With their requests for a speedy trial approved, Chesebro and Powell will almost certainly be the first of Trump’s co-defendants to face a jury.
According to Toobin, Chesebro’s former classmate and a former CNN legal analyst, “the central issue” in Chesebro’s case in Georgia is “the line between aggressive lawyering and instructing clients to break the law.”
“We don’t want to criminalize aggressive lawyering but at the same time, we don’t want to give lawyers immunity from conspiracy charges just because they’re lawyers,” Toobin said.
According to Dershowitz, the choice to prosecute Trump, Chesebro, and their co-defendants in the Georgia case was an example of “a double standard” and that in both the Gore and Trump cases, there should not have been criminal prosecution.
Dershowitz added that while a lawyer cannot knowingly advise a client to break the law, “a lawyer can advise a client to take actions which are later determined to be in violation of the law as long as he had a good faith and reasonable belief that he was acting within the law.”
“You have to judge it at the time he made the recommendations and you have to judge it through the prism of his own reasonable beliefs,” Dershowitz said.
In both the state and federal cases, there is widespread speculation that one or more of Trump’s alleged accomplices may agree to cooperate in exchange for a plea deal.
The possibility of “flipping” a co-conspirator could explain why Smith, the special counsel, chose not to name Chesebro and the five other co-conspirators referenced in the indictment — though any could still face federal charges.
“Prosecutors live to flip co-defendants,” Dershowitz said. “That’s why they named them as unindicted co-conspirators.”
Dershowitz, a former member of Trump’s legal team during his first impeachment trial in 2020, said he predicts at least one of the six co-conspirators will flip.
According to the indictment, Chesebro and former New York Mayor Rudy Giuliani — one of the former president’s longtime personal lawyers who is referenced by Smith as “Co-Conspirator 1” — discussed the use of fraudulent electors at length. The indictment alleges Giuliani instructed Chesebro to distribute his memos to state governments.
Tribe speculated that if Chesebro had any useful information for prosecutors, it would be in relation to Guliani or ex-Trump attorney John C. Eastman, who is referenced in the indictment as “Co-Conspirator 2.”
Harvey A. Silverglate, Eastman’s co-counsel and a 1967 graduate of the Law School, said in any case with multiple defendants, there is “always a fear” that other co-conspirators will make a deal.
“They can make up things that Eastman said that he didn’t really say. It’s not that hard,” said Silverglate, who is a member of the Dunster House Senior Common Room and staged a longshot Board of Overseers campaign earlier this year.
For his part, Silverglate said Eastman will not make a deal with prosecutors and hopes his case will get severed “so that we can try the case months from now rather than years from now.”

++++++++++++++++++++

TASK GOAL: According to the excerpt above on the Chesebro case, how does the special counsel's indictment refer to Rudy Giuliani?

INFORMATION SHOWN:
++++++++++++++++++++

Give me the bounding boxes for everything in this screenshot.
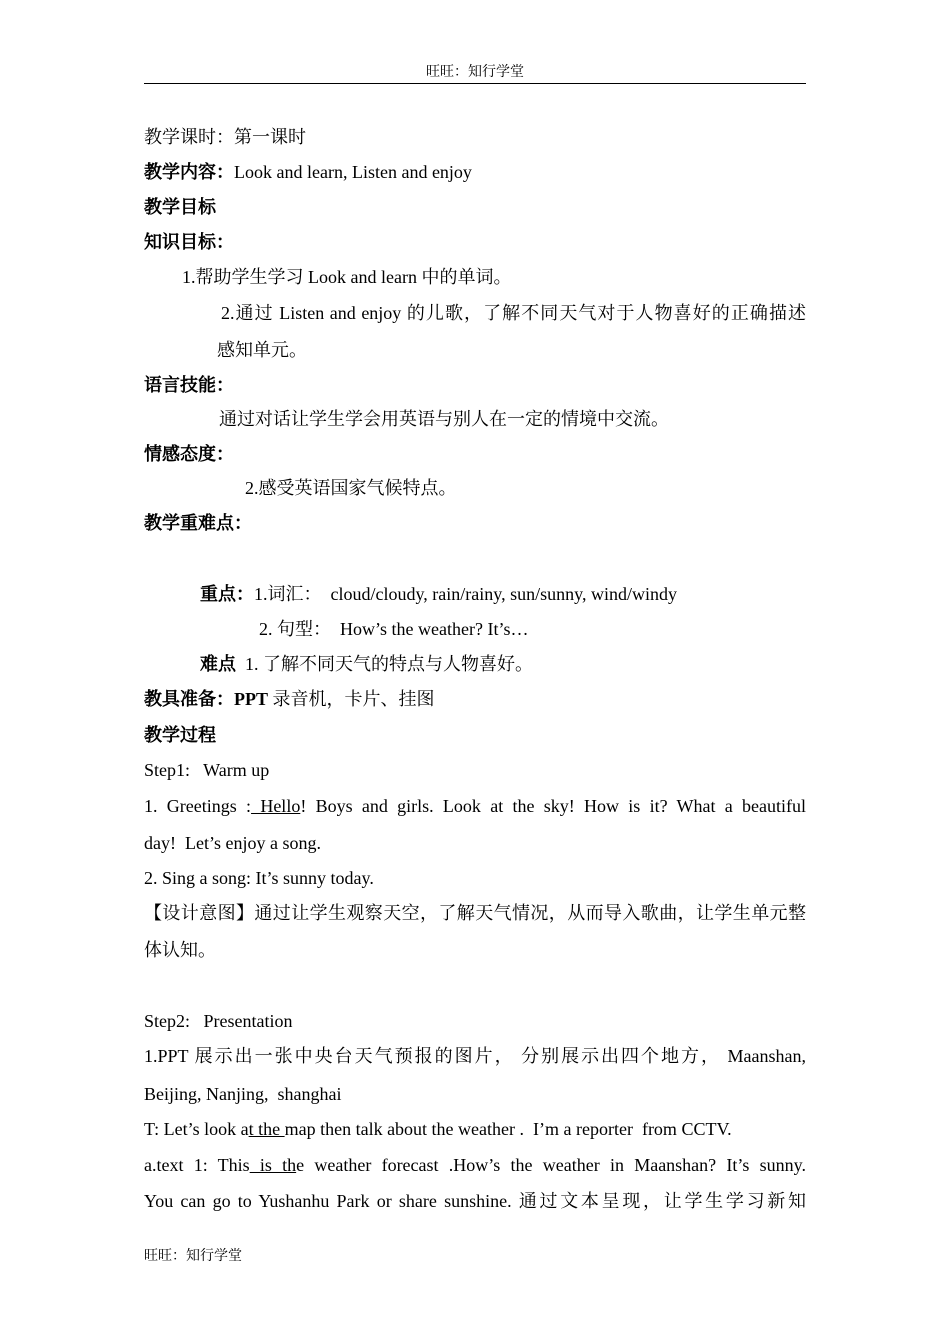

++++++++++++++++++++

WRITTEN SOLUTION: As "Co-Conspirator 1."